● EXERCISE BRIEF: From the listing below, extract each entry exactly as written, minus the images.

____ SUPPLIED INFORMATION

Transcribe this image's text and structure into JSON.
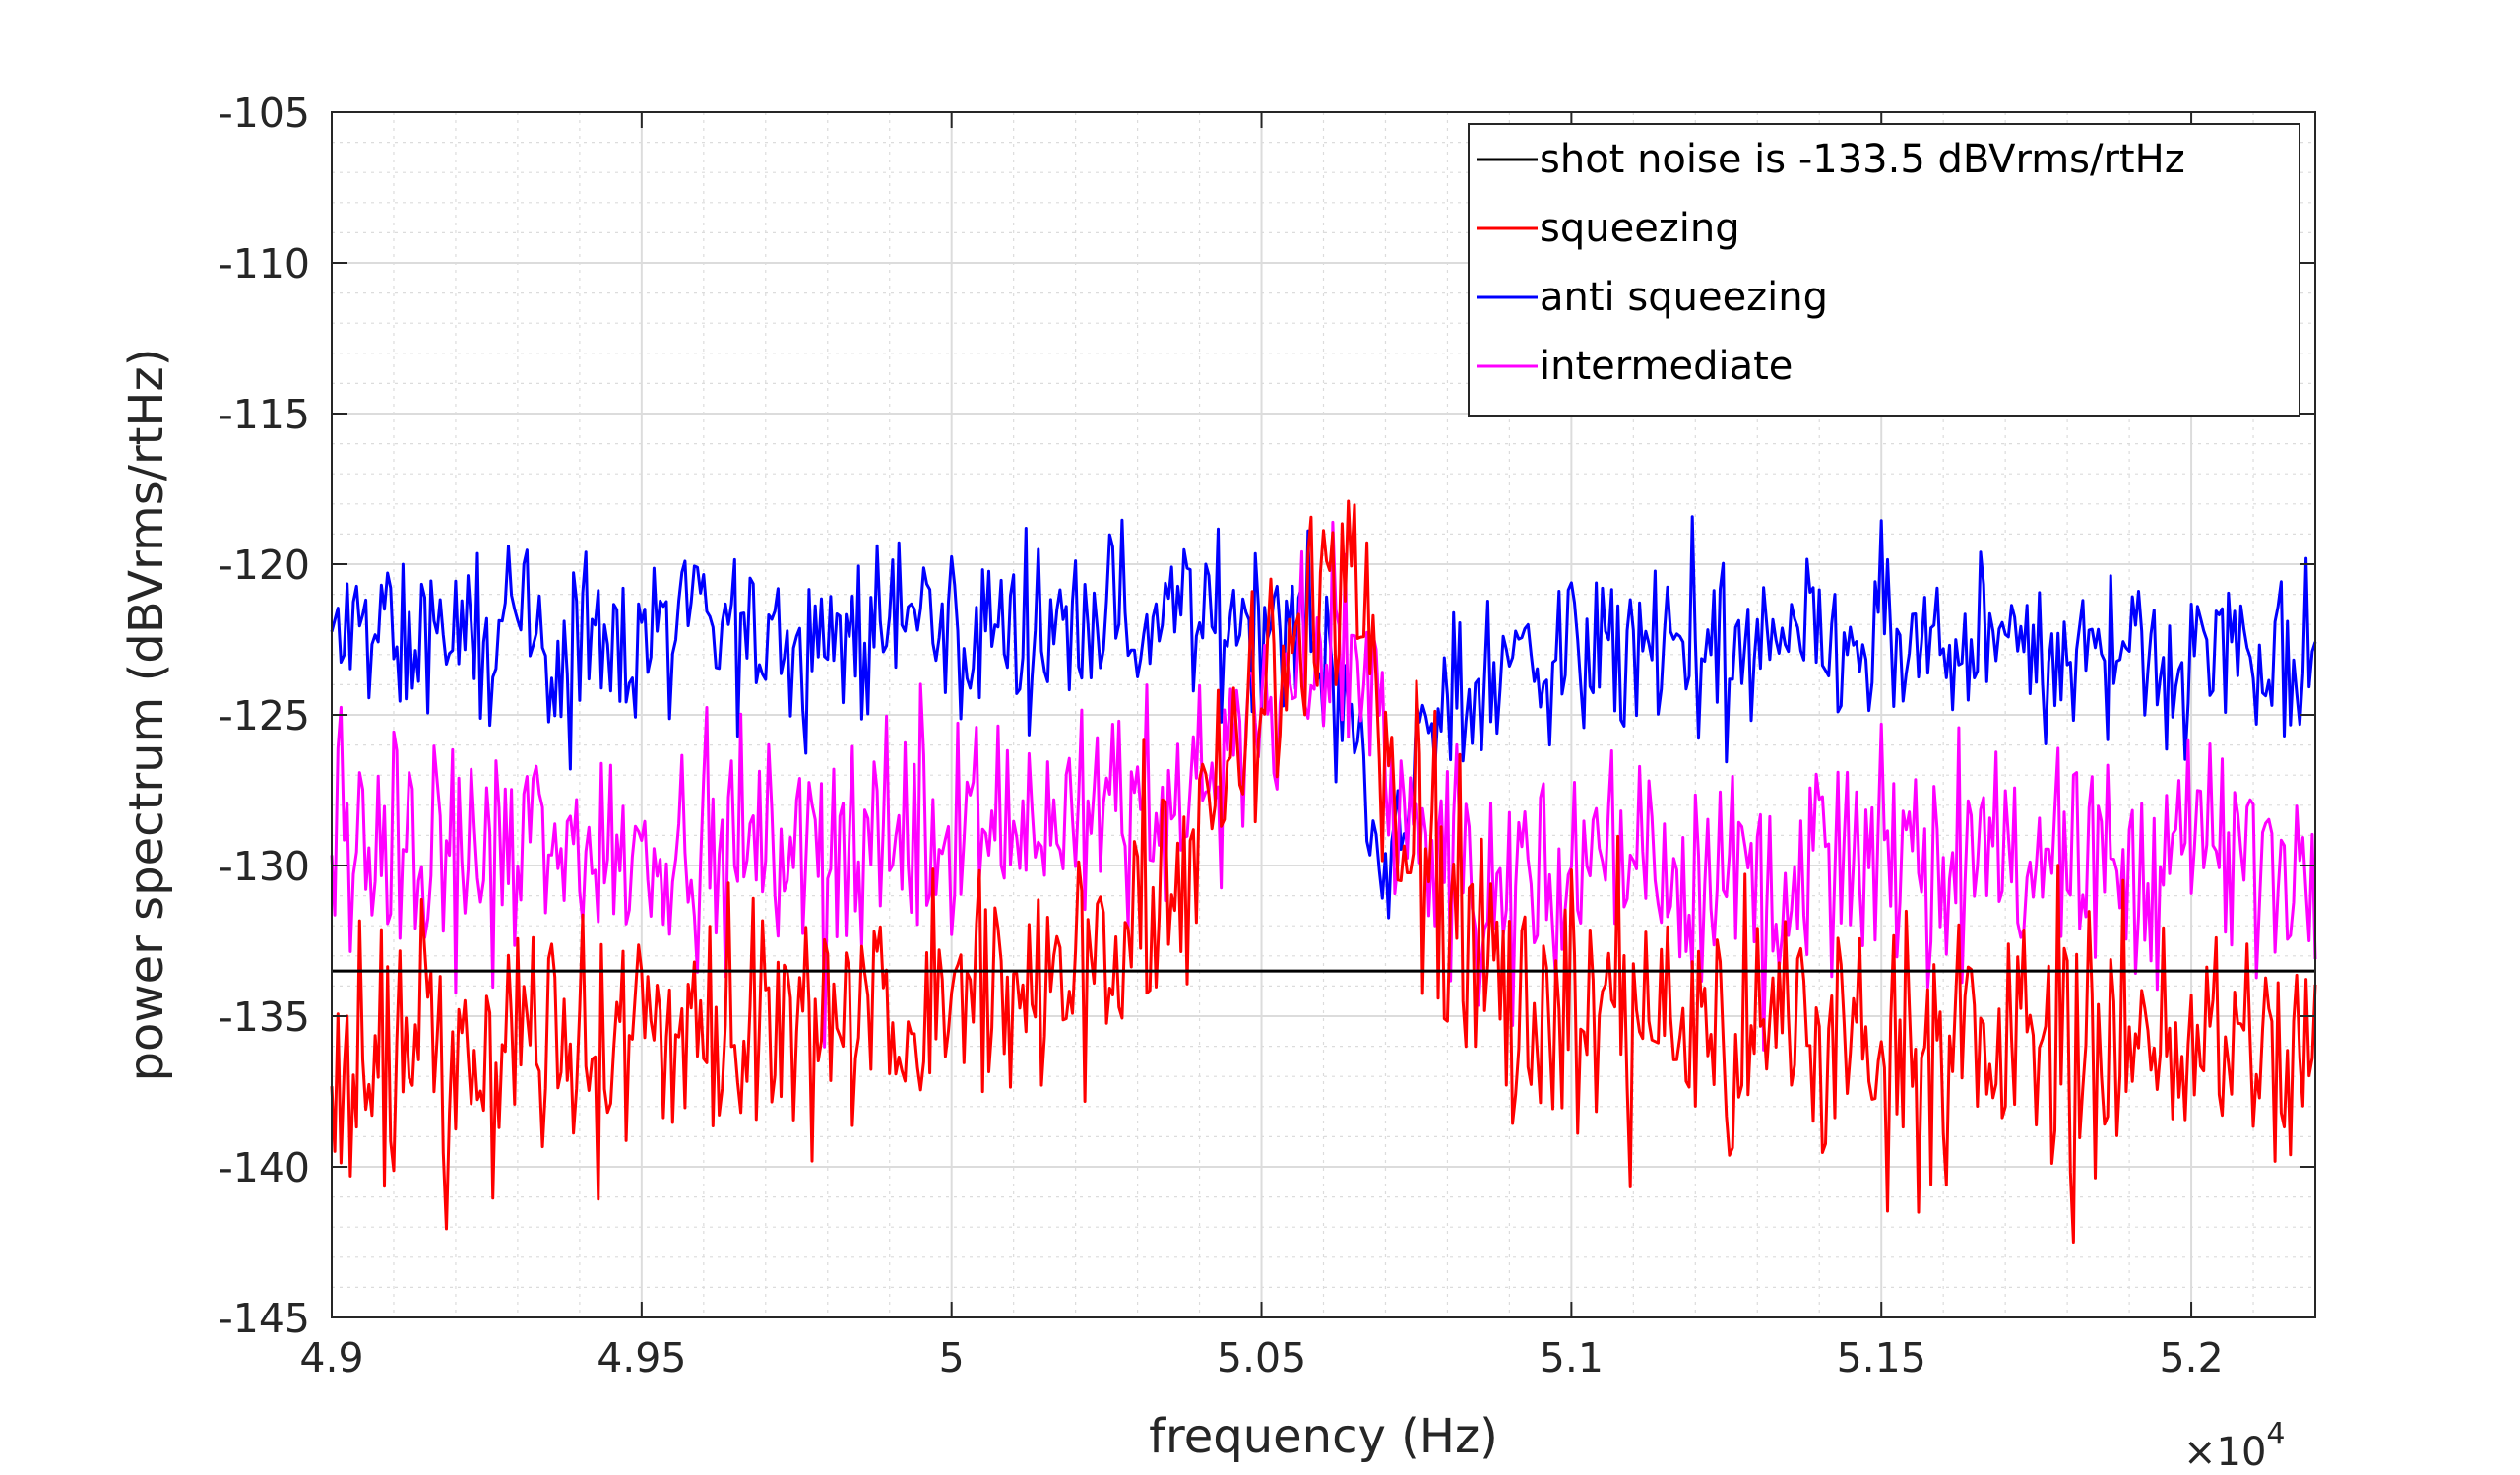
{
  "chart_data": {
    "type": "line",
    "xlabel": "frequency (Hz)",
    "ylabel": "power spectrum (dBVrms/rtHz)",
    "x_multiplier_label": "×10",
    "x_multiplier_exponent": "4",
    "xlim": [
      4.9,
      5.22
    ],
    "ylim": [
      -145,
      -105
    ],
    "xticks": [
      4.9,
      4.95,
      5.0,
      5.05,
      5.1,
      5.15,
      5.2
    ],
    "xtick_labels": [
      "4.9",
      "4.95",
      "5",
      "5.05",
      "5.1",
      "5.15",
      "5.2"
    ],
    "yticks": [
      -145,
      -140,
      -135,
      -130,
      -125,
      -120,
      -115,
      -110,
      -105
    ],
    "ytick_labels": [
      "-145",
      "-140",
      "-135",
      "-130",
      "-125",
      "-120",
      "-115",
      "-110",
      "-105"
    ],
    "grid": true,
    "legend_position": "top-right",
    "colors": {
      "shot_noise": "#000000",
      "squeezing": "#ff0000",
      "anti_squeezing": "#0000ff",
      "intermediate": "#ff00ff",
      "grid": "#dcdcdc",
      "axes": "#262626"
    },
    "series": [
      {
        "name": "shot noise is -133.5 dBVrms/rtHz",
        "color": "#000000",
        "kind": "constant",
        "y": -133.5
      },
      {
        "name": "squeezing",
        "color": "#ff0000",
        "kind": "noisy",
        "points": [
          [
            4.9,
            -136.0
          ],
          [
            4.92,
            -135.8
          ],
          [
            4.94,
            -135.7
          ],
          [
            4.96,
            -135.5
          ],
          [
            4.98,
            -135.2
          ],
          [
            5.0,
            -134.8
          ],
          [
            5.015,
            -134.0
          ],
          [
            5.025,
            -132.5
          ],
          [
            5.035,
            -130.5
          ],
          [
            5.045,
            -127.5
          ],
          [
            5.052,
            -124.5
          ],
          [
            5.057,
            -122.0
          ],
          [
            5.061,
            -120.5
          ],
          [
            5.065,
            -121.5
          ],
          [
            5.068,
            -124.5
          ],
          [
            5.072,
            -127.5
          ],
          [
            5.077,
            -130.0
          ],
          [
            5.082,
            -131.5
          ],
          [
            5.09,
            -133.5
          ],
          [
            5.1,
            -134.8
          ],
          [
            5.12,
            -135.5
          ],
          [
            5.15,
            -135.8
          ],
          [
            5.18,
            -135.9
          ],
          [
            5.22,
            -136.0
          ]
        ],
        "noise_amplitude": 2.2
      },
      {
        "name": "anti squeezing",
        "color": "#0000ff",
        "kind": "noisy",
        "points": [
          [
            4.9,
            -122.5
          ],
          [
            4.95,
            -122.4
          ],
          [
            5.0,
            -122.2
          ],
          [
            5.03,
            -121.8
          ],
          [
            5.05,
            -121.5
          ],
          [
            5.057,
            -122.0
          ],
          [
            5.062,
            -123.5
          ],
          [
            5.066,
            -126.5
          ],
          [
            5.069,
            -129.0
          ],
          [
            5.072,
            -128.5
          ],
          [
            5.076,
            -126.0
          ],
          [
            5.082,
            -124.0
          ],
          [
            5.09,
            -123.2
          ],
          [
            5.12,
            -122.9
          ],
          [
            5.17,
            -122.8
          ],
          [
            5.22,
            -122.8
          ]
        ],
        "noise_amplitude": 1.4
      },
      {
        "name": "intermediate",
        "color": "#ff00ff",
        "kind": "noisy",
        "points": [
          [
            4.9,
            -129.5
          ],
          [
            4.95,
            -129.2
          ],
          [
            5.0,
            -128.8
          ],
          [
            5.03,
            -128.0
          ],
          [
            5.045,
            -126.5
          ],
          [
            5.055,
            -124.0
          ],
          [
            5.062,
            -122.0
          ],
          [
            5.066,
            -123.5
          ],
          [
            5.07,
            -126.0
          ],
          [
            5.075,
            -128.5
          ],
          [
            5.082,
            -130.5
          ],
          [
            5.09,
            -131.0
          ],
          [
            5.11,
            -130.0
          ],
          [
            5.15,
            -129.7
          ],
          [
            5.22,
            -129.7
          ]
        ],
        "noise_amplitude": 1.8
      }
    ]
  }
}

________

● IN RESPONSE:
Transcribe this image's text and structure into JSON.
{
  "chart_data": {
    "type": "line",
    "xlabel": "frequency (Hz)",
    "ylabel": "power spectrum (dBVrms/rtHz)",
    "x_multiplier_label": "×10",
    "x_multiplier_exponent": "4",
    "xlim": [
      4.9,
      5.22
    ],
    "ylim": [
      -145,
      -105
    ],
    "xticks": [
      4.9,
      4.95,
      5.0,
      5.05,
      5.1,
      5.15,
      5.2
    ],
    "xtick_labels": [
      "4.9",
      "4.95",
      "5",
      "5.05",
      "5.1",
      "5.15",
      "5.2"
    ],
    "yticks": [
      -145,
      -140,
      -135,
      -130,
      -125,
      -120,
      -115,
      -110,
      -105
    ],
    "ytick_labels": [
      "-145",
      "-140",
      "-135",
      "-130",
      "-125",
      "-120",
      "-115",
      "-110",
      "-105"
    ],
    "grid": true,
    "legend_position": "top-right",
    "colors": {
      "shot_noise": "#000000",
      "squeezing": "#ff0000",
      "anti_squeezing": "#0000ff",
      "intermediate": "#ff00ff",
      "grid": "#dcdcdc",
      "axes": "#262626"
    },
    "series": [
      {
        "name": "shot noise is -133.5 dBVrms/rtHz",
        "color": "#000000",
        "kind": "constant",
        "y": -133.5
      },
      {
        "name": "squeezing",
        "color": "#ff0000",
        "kind": "noisy",
        "points": [
          [
            4.9,
            -136.0
          ],
          [
            4.92,
            -135.8
          ],
          [
            4.94,
            -135.7
          ],
          [
            4.96,
            -135.5
          ],
          [
            4.98,
            -135.2
          ],
          [
            5.0,
            -134.8
          ],
          [
            5.015,
            -134.0
          ],
          [
            5.025,
            -132.5
          ],
          [
            5.035,
            -130.5
          ],
          [
            5.045,
            -127.5
          ],
          [
            5.052,
            -124.5
          ],
          [
            5.057,
            -122.0
          ],
          [
            5.061,
            -120.5
          ],
          [
            5.065,
            -121.5
          ],
          [
            5.068,
            -124.5
          ],
          [
            5.072,
            -127.5
          ],
          [
            5.077,
            -130.0
          ],
          [
            5.082,
            -131.5
          ],
          [
            5.09,
            -133.5
          ],
          [
            5.1,
            -134.8
          ],
          [
            5.12,
            -135.5
          ],
          [
            5.15,
            -135.8
          ],
          [
            5.18,
            -135.9
          ],
          [
            5.22,
            -136.0
          ]
        ],
        "noise_amplitude": 2.2
      },
      {
        "name": "anti squeezing",
        "color": "#0000ff",
        "kind": "noisy",
        "points": [
          [
            4.9,
            -122.5
          ],
          [
            4.95,
            -122.4
          ],
          [
            5.0,
            -122.2
          ],
          [
            5.03,
            -121.8
          ],
          [
            5.05,
            -121.5
          ],
          [
            5.057,
            -122.0
          ],
          [
            5.062,
            -123.5
          ],
          [
            5.066,
            -126.5
          ],
          [
            5.069,
            -129.0
          ],
          [
            5.072,
            -128.5
          ],
          [
            5.076,
            -126.0
          ],
          [
            5.082,
            -124.0
          ],
          [
            5.09,
            -123.2
          ],
          [
            5.12,
            -122.9
          ],
          [
            5.17,
            -122.8
          ],
          [
            5.22,
            -122.8
          ]
        ],
        "noise_amplitude": 1.4
      },
      {
        "name": "intermediate",
        "color": "#ff00ff",
        "kind": "noisy",
        "points": [
          [
            4.9,
            -129.5
          ],
          [
            4.95,
            -129.2
          ],
          [
            5.0,
            -128.8
          ],
          [
            5.03,
            -128.0
          ],
          [
            5.045,
            -126.5
          ],
          [
            5.055,
            -124.0
          ],
          [
            5.062,
            -122.0
          ],
          [
            5.066,
            -123.5
          ],
          [
            5.07,
            -126.0
          ],
          [
            5.075,
            -128.5
          ],
          [
            5.082,
            -130.5
          ],
          [
            5.09,
            -131.0
          ],
          [
            5.11,
            -130.0
          ],
          [
            5.15,
            -129.7
          ],
          [
            5.22,
            -129.7
          ]
        ],
        "noise_amplitude": 1.8
      }
    ]
  }
}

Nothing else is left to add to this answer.